Go through the listing and write out all of it exactly.

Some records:
---------------
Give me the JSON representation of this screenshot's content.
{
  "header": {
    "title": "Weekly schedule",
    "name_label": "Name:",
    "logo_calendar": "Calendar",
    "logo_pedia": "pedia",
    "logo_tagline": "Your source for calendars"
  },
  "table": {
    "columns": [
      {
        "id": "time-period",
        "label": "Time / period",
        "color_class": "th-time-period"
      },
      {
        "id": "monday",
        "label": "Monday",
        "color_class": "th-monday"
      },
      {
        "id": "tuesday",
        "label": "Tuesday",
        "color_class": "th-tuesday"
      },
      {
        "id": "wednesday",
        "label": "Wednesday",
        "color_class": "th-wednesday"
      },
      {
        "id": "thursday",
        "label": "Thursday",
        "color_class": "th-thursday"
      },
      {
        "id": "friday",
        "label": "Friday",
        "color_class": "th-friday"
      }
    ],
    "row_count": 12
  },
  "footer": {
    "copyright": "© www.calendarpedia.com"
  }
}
---------------
Answer in full:
Give me the JSON representation of this screenshot's content.
{
  "header": {
    "title": "Weekly schedule",
    "name_label": "Name:",
    "logo_calendar": "Calendar",
    "logo_pedia": "pedia",
    "logo_tagline": "Your source for calendars"
  },
  "table": {
    "columns": [
      {
        "id": "time-period",
        "label": "Time / period",
        "color_class": "th-time-period"
      },
      {
        "id": "monday",
        "label": "Monday",
        "color_class": "th-monday"
      },
      {
        "id": "tuesday",
        "label": "Tuesday",
        "color_class": "th-tuesday"
      },
      {
        "id": "wednesday",
        "label": "Wednesday",
        "color_class": "th-wednesday"
      },
      {
        "id": "thursday",
        "label": "Thursday",
        "color_class": "th-thursday"
      },
      {
        "id": "friday",
        "label": "Friday",
        "color_class": "th-friday"
      }
    ],
    "row_count": 12
  },
  "footer": {
    "copyright": "© www.calendarpedia.com"
  }
}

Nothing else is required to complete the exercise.